▶ [Consigne écrite 1]:
Indiquez si chacune des affirmations suivantes concorde avec la critique d’Into the woods : (a) Into the woods est un dessin animé ; (b) la comédie musicale adaptée a connu un certain succès à Broadway à la fin des années 1980 ; (c) Cendrillon et Raiponce figurent parmi les personnages du film. Répondez par oui ou par non, en citant à chaque fois les mots décisifs de la critique.
────────
“Into the woods, Promenons-nous dans les bois” de Rob Marshall

Publié le 02 février 2015 par Boustoune

Les dirigeants de Walt Disney Pictures ont de la suite dans les idées… Avec Into the woods, ils continuent d’exploiter le filon des contes de fées, qui leur a plutôt bien réussi par le passé, et notamment ces dernières années, avec le triomphe de dessins animés comme Raiponce et La Reine des Neiges. Mais cette fois, il s’agit d’un film en prises de vues réelles, l’adaptation d’une comédie musicale de Stephen Sondheim et James Lapine qui a eu un certain succès à Broadway à la fin des années 1980 et fait se croiser plusieurs personnages de l’univers des frères Grimm : Le petit Chaperon Rouge, Cendrillon, Raiponce et Jack le tueur de géants.
────────
▶ [Consigne écrite 2]:
Citez mot pour mot, dans les enregistrements, les lignes allant de celle qui contient « List UI elements » jusqu’à celle qui contient « - paragraph: Даже », cette dernière comprise.

▶ [Données de la tâche]:
────────
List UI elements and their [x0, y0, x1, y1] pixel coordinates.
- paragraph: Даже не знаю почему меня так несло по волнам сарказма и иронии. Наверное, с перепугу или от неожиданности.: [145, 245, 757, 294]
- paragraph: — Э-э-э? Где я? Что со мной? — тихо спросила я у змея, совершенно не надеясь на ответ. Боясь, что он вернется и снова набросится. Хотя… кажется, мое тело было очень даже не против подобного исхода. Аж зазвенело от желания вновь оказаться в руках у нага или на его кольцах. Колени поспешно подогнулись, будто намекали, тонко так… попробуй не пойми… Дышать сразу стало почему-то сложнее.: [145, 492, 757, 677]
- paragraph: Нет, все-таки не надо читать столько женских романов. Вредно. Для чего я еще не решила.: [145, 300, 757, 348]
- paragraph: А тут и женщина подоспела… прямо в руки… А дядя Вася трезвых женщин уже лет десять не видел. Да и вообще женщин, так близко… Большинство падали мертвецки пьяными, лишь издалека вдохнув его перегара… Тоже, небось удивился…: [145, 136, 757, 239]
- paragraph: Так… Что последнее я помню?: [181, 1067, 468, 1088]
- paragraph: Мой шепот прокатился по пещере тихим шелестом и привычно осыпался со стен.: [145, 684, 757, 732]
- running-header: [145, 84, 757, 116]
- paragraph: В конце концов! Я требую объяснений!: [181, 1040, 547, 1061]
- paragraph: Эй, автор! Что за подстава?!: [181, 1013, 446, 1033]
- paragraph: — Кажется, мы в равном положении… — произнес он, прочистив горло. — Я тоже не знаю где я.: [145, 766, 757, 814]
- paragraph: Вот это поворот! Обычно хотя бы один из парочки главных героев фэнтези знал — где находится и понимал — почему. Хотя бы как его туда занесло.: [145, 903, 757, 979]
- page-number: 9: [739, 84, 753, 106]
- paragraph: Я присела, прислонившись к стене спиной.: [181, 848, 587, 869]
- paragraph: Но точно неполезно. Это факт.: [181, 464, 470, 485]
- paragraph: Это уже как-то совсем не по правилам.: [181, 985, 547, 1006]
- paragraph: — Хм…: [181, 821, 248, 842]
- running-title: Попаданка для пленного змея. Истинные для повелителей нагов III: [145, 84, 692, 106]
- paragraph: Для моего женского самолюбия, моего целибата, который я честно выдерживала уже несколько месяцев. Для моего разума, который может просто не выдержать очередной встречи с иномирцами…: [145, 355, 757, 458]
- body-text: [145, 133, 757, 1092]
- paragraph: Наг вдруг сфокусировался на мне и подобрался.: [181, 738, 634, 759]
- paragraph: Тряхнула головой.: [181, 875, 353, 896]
────────
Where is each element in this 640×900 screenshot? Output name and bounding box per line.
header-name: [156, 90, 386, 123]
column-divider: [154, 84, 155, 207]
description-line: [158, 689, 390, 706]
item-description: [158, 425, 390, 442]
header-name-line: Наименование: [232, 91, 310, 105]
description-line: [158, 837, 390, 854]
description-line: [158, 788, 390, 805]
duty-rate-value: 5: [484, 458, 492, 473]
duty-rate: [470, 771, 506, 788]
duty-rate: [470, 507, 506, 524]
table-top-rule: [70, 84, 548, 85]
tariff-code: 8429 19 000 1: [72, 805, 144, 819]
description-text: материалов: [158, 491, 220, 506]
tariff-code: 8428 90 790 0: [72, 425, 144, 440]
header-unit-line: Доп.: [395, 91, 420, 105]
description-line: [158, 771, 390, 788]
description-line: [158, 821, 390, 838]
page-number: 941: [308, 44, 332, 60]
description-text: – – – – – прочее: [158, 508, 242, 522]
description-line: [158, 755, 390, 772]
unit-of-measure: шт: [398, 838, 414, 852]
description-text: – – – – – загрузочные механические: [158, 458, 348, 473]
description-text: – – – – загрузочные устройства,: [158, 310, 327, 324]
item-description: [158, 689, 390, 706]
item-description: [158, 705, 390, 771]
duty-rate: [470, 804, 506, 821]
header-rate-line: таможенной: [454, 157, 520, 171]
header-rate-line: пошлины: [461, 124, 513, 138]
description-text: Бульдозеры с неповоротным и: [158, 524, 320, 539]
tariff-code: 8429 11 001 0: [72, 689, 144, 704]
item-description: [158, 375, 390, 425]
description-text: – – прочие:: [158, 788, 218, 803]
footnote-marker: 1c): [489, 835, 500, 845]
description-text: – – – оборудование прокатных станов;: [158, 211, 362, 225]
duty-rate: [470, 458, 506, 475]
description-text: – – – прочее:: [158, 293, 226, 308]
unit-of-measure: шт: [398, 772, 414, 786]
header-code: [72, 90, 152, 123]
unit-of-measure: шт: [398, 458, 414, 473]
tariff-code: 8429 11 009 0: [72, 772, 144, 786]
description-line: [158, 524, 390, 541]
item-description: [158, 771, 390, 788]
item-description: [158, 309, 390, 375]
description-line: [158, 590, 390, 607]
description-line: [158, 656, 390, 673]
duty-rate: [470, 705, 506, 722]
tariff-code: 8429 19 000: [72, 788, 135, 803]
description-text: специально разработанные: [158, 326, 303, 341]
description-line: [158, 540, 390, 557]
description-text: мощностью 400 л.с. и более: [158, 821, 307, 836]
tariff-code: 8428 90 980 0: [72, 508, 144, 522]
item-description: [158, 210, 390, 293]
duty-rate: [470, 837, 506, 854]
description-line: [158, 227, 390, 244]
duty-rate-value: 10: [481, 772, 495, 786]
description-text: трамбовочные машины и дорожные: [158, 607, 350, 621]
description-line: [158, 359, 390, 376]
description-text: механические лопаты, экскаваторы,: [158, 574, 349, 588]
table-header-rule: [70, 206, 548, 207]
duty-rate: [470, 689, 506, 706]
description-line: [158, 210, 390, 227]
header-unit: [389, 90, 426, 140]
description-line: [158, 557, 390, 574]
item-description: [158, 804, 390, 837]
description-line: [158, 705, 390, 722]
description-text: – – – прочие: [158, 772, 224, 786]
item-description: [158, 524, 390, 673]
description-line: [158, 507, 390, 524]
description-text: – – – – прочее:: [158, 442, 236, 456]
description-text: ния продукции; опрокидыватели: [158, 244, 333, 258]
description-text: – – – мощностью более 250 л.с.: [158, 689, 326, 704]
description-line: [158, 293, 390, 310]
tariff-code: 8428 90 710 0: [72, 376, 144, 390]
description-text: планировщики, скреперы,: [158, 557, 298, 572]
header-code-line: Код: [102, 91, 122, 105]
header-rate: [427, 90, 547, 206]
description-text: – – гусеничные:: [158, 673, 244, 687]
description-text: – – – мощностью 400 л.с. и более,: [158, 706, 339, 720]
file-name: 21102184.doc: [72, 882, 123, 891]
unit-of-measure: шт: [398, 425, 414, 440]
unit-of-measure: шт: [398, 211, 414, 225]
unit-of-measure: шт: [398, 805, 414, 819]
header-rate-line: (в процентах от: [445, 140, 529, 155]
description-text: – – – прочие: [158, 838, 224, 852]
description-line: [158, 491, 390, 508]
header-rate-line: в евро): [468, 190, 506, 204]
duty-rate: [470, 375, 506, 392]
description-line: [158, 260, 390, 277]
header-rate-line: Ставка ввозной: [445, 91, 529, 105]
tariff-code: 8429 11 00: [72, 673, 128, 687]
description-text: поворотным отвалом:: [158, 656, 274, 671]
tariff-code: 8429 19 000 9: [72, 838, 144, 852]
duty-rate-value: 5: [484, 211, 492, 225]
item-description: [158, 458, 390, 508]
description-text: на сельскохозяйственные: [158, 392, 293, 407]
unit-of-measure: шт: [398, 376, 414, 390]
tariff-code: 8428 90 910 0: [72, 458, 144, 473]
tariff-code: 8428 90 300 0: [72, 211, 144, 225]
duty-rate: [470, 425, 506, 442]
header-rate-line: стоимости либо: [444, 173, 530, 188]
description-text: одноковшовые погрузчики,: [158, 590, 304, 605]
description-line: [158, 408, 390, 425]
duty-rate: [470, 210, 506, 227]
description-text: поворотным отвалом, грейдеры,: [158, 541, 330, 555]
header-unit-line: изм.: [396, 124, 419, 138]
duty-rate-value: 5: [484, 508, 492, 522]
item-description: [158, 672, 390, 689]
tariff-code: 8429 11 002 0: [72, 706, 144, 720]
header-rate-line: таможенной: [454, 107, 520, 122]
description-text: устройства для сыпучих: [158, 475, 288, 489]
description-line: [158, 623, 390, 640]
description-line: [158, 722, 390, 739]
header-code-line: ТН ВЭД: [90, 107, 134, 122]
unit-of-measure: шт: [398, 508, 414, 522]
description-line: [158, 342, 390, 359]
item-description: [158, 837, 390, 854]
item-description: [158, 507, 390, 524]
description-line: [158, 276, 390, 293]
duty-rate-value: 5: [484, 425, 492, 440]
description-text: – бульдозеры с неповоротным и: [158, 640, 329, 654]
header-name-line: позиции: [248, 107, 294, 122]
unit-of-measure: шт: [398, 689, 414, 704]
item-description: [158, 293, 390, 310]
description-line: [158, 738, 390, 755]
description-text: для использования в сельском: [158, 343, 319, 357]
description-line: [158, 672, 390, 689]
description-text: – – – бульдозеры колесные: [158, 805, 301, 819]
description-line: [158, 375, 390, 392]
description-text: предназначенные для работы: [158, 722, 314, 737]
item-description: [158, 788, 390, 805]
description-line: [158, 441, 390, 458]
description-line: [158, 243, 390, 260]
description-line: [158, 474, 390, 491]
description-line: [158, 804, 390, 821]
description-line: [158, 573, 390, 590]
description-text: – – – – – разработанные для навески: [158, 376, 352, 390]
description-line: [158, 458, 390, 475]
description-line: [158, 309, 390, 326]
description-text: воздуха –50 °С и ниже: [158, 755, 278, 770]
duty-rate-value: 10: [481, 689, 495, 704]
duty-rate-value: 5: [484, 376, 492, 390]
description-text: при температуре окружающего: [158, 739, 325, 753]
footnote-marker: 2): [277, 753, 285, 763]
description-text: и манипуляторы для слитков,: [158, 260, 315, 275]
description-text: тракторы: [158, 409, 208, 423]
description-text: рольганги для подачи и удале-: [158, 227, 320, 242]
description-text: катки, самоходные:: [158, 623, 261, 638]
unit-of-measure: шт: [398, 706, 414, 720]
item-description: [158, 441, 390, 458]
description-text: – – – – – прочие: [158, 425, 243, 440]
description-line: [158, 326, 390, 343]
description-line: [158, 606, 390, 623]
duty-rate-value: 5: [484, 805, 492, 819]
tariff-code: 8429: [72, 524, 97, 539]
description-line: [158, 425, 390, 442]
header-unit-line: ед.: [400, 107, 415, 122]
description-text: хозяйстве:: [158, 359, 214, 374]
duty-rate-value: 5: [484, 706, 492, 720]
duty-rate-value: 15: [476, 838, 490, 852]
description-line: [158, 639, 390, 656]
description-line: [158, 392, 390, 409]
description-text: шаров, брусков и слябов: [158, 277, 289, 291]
────────
▶ [Réponse 1]:
(a) Non : « il s’agit d’un film en prises de vues réelles »
(b) Oui : « qui a eu un certain succès à Broadway à la fin des années 1980 »
(c) Oui : « Le petit Chaperon Rouge, Cendrillon, Raiponce et Jack le tueur de géants »

▶ [Réponse 2]:
List UI elements and their [x0, y0, x1, y1] pixel coordinates.
- paragraph: Даже не знаю почему меня так несло по волнам сарказма и иронии. Наверное, с перепугу или от неожиданности.: [145, 245, 757, 294]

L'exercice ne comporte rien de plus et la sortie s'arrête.